→ OBJECTIVE: Copy each line in which the string "color" occurs.

→ DATA FOR PROCESSING:
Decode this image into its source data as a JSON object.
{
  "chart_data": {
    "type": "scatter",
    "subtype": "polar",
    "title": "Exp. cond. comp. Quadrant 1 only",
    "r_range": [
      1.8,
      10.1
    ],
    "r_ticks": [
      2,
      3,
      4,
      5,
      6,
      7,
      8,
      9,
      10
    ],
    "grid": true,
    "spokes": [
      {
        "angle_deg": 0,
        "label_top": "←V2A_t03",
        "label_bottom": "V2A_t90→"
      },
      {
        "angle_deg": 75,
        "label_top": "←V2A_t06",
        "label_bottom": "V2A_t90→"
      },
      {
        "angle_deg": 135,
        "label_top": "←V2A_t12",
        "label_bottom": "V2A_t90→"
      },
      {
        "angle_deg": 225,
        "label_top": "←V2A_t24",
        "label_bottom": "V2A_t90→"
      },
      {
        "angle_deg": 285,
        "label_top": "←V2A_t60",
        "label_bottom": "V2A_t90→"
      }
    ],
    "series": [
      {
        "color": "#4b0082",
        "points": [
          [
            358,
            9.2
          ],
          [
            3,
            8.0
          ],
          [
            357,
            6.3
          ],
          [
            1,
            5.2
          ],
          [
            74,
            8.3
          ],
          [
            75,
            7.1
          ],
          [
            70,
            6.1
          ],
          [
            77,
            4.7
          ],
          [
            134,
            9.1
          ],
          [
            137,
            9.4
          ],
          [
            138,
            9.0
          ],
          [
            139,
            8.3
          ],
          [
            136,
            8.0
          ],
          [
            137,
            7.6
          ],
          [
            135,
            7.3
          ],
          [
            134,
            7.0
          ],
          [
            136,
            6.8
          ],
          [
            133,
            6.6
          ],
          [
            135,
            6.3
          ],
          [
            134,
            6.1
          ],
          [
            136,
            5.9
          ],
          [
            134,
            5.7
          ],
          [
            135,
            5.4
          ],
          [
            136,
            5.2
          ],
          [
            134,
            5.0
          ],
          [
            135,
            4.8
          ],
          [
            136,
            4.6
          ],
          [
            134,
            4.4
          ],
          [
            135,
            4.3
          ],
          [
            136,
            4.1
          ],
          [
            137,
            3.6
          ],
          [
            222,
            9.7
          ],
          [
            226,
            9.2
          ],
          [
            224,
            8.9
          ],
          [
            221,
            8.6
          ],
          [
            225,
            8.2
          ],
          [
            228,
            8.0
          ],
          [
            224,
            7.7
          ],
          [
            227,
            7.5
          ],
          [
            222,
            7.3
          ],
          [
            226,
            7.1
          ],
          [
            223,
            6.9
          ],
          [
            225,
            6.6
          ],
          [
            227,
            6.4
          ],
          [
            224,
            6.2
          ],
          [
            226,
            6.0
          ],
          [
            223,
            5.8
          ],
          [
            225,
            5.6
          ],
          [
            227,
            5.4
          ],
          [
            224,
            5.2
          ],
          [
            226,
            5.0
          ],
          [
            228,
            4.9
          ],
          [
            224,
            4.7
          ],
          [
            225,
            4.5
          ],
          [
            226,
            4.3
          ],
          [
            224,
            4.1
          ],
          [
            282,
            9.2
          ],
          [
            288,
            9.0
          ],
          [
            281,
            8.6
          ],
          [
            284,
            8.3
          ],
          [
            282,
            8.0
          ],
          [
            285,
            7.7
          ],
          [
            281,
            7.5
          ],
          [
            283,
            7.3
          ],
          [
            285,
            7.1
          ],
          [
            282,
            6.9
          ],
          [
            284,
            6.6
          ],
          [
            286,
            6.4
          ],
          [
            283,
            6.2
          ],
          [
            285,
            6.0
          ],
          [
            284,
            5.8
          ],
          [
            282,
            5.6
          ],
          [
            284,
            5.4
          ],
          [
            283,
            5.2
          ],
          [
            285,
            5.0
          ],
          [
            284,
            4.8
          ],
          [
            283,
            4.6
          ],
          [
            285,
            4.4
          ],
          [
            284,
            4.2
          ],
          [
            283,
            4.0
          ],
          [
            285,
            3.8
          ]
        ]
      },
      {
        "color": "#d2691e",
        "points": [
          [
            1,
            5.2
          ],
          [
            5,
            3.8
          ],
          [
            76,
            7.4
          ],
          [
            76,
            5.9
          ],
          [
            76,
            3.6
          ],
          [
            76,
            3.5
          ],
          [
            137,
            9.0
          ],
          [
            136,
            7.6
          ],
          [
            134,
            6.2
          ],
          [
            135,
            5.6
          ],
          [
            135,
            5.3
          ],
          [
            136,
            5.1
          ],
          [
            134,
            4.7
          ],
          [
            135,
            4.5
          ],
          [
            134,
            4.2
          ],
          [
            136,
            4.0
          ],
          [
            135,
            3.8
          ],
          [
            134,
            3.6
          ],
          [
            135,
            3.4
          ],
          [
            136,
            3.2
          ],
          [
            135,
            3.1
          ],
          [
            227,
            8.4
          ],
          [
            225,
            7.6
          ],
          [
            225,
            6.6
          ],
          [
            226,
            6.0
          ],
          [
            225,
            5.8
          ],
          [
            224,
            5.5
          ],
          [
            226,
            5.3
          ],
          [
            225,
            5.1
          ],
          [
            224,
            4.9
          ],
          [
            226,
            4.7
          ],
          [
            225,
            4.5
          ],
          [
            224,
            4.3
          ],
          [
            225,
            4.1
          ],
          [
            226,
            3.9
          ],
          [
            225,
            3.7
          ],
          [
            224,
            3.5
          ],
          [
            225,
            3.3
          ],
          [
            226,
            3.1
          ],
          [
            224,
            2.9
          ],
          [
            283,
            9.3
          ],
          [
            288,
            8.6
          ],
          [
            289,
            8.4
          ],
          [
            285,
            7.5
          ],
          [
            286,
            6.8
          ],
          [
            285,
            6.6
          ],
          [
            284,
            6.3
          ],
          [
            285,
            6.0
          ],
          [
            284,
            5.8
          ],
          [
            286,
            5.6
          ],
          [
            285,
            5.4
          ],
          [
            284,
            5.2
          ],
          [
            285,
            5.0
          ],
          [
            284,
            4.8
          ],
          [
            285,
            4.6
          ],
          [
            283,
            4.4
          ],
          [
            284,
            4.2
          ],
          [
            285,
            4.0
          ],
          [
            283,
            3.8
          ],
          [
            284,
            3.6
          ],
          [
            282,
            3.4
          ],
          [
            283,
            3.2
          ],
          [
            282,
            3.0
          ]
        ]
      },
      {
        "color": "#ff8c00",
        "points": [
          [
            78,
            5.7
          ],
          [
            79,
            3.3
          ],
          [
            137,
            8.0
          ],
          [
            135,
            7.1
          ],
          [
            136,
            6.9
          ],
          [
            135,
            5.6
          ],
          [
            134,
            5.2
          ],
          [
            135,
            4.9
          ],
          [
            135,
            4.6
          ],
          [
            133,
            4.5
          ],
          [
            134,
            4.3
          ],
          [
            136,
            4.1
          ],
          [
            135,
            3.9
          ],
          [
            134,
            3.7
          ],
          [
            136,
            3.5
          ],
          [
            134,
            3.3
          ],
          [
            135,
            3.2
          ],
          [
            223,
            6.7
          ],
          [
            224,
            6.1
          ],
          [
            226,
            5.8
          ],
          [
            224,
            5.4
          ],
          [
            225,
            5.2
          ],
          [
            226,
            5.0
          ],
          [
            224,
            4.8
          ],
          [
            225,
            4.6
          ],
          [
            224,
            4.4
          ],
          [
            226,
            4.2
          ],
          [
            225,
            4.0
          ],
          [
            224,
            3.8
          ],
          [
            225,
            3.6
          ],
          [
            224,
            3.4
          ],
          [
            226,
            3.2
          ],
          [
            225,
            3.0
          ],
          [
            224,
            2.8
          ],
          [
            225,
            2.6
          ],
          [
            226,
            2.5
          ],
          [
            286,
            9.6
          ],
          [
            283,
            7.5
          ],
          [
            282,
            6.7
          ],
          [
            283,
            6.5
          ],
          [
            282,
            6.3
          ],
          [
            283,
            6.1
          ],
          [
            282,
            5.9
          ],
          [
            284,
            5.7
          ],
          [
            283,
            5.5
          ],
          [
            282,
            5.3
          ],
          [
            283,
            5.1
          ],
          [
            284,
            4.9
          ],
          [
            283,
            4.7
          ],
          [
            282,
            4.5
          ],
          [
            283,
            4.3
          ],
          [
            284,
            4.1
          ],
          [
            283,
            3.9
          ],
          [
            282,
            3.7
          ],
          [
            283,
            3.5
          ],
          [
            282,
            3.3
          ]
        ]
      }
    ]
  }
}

→ ANSWER TO THE TASK:
        "color": "#4b0082",
        "color": "#d2691e",
        "color": "#ff8c00",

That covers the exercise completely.